# The problem:
Pick out all lines of the entries that include the word "vida" and copy them.

[Collected data entries]
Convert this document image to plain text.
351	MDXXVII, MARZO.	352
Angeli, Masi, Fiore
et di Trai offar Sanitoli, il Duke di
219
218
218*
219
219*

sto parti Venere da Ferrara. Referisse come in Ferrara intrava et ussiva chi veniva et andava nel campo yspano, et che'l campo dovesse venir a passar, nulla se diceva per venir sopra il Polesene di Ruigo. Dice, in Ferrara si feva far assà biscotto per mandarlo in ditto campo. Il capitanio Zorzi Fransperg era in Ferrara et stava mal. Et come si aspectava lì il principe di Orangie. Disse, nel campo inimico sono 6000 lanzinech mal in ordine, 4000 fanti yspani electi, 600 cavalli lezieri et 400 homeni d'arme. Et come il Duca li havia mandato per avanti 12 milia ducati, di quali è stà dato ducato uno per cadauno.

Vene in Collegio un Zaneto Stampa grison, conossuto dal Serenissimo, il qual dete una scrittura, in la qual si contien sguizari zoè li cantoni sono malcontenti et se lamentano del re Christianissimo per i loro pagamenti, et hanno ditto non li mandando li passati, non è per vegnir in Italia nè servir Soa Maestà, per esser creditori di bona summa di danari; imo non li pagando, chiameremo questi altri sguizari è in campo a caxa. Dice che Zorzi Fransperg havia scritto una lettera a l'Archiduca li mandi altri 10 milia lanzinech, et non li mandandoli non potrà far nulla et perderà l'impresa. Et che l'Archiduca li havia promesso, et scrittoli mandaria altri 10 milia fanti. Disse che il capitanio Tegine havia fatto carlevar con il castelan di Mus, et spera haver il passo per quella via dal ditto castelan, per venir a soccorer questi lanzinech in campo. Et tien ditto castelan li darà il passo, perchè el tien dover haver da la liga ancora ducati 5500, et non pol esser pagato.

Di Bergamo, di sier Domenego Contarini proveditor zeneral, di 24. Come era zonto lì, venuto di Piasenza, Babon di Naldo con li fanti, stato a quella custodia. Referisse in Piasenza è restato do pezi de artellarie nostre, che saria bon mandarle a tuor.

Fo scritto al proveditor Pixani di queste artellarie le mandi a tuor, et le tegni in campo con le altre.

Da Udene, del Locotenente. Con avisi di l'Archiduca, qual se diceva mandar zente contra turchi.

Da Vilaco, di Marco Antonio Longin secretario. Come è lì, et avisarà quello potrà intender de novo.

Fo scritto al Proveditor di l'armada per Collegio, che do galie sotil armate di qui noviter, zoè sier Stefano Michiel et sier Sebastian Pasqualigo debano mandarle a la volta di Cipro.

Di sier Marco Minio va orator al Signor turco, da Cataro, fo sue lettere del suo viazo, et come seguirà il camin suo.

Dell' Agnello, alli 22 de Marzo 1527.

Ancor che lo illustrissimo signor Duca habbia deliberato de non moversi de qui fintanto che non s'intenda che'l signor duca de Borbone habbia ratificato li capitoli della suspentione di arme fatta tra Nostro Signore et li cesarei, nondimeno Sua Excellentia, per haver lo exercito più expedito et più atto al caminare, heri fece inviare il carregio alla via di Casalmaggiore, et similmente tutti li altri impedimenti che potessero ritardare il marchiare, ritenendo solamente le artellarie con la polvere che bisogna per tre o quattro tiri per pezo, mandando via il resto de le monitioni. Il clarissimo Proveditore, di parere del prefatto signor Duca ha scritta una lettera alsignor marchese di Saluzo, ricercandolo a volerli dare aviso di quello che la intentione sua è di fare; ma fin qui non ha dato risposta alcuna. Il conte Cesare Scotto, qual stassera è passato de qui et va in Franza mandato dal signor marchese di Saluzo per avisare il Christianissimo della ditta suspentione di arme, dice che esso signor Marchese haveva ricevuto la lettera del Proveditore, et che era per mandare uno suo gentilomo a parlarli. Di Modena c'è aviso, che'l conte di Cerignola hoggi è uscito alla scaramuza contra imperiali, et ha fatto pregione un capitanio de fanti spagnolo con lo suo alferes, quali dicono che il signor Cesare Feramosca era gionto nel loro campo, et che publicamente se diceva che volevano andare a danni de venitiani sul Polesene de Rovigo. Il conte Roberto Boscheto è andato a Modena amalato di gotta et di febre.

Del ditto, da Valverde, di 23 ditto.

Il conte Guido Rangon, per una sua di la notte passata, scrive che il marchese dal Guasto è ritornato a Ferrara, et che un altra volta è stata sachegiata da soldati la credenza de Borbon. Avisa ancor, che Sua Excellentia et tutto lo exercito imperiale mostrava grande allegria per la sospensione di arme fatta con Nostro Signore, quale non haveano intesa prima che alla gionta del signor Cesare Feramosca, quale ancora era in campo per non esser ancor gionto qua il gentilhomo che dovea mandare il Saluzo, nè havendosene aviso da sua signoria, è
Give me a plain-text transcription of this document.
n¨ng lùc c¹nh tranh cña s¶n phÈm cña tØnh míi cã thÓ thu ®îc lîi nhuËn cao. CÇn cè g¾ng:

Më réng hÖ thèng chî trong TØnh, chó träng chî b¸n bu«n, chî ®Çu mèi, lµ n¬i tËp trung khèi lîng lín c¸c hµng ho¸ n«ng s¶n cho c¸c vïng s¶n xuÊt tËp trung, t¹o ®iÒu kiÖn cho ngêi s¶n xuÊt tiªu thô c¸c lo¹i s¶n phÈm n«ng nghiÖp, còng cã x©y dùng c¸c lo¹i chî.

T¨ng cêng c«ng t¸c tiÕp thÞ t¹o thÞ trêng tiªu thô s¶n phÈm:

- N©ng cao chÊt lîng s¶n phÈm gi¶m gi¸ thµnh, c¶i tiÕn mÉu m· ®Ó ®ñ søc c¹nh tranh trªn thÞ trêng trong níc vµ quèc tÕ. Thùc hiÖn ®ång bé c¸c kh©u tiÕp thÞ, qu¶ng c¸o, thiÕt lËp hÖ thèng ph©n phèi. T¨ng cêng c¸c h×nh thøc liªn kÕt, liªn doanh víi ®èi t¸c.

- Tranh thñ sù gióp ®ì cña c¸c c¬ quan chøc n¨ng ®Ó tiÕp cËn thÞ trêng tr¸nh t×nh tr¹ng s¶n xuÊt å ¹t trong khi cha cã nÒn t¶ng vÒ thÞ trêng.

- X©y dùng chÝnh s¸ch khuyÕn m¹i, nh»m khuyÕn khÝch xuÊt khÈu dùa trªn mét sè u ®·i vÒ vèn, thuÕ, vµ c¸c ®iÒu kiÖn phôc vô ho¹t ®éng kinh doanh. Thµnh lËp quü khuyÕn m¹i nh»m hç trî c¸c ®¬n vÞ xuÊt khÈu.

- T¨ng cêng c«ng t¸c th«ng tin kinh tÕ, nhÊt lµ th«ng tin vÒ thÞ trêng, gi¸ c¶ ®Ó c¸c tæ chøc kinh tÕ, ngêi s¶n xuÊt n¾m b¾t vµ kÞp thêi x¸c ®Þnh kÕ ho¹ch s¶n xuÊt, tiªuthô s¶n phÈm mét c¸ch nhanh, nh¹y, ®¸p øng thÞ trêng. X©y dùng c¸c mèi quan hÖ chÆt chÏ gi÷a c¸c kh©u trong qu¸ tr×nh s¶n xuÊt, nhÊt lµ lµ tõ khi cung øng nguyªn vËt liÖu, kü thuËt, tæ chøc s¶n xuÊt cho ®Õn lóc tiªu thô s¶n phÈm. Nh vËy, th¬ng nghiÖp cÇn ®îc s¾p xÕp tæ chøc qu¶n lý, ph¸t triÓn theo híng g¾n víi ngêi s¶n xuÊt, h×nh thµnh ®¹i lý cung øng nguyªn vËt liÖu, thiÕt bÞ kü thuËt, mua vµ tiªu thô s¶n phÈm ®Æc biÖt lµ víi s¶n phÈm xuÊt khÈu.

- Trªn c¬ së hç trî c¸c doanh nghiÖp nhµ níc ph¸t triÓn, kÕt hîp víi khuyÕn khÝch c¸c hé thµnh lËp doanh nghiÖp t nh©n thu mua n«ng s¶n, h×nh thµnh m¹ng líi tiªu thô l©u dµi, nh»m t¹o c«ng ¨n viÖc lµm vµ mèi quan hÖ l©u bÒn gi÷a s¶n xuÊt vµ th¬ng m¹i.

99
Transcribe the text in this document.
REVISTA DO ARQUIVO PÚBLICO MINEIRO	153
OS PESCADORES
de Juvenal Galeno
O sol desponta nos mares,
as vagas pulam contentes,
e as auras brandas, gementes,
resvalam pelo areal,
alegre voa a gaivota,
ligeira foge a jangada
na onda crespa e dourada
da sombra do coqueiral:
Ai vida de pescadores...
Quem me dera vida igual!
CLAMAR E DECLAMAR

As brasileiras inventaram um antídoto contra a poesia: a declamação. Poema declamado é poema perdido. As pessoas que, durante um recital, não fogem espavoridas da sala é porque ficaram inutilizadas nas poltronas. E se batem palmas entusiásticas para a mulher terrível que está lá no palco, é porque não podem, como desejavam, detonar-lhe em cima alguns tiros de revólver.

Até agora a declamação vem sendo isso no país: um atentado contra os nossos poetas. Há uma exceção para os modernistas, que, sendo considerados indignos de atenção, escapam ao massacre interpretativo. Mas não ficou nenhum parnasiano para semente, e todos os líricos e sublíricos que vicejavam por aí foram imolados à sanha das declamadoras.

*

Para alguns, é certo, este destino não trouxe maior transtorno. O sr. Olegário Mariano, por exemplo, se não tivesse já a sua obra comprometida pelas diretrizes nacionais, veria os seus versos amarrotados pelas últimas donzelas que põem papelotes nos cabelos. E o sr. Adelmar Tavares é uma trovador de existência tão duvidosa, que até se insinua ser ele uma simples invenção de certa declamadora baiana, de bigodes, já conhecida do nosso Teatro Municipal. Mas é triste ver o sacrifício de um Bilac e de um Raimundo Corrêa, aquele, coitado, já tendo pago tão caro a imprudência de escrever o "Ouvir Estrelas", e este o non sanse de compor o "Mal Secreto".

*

# Task response:
Ai vida de pescadores...
Quem me dera vida igual!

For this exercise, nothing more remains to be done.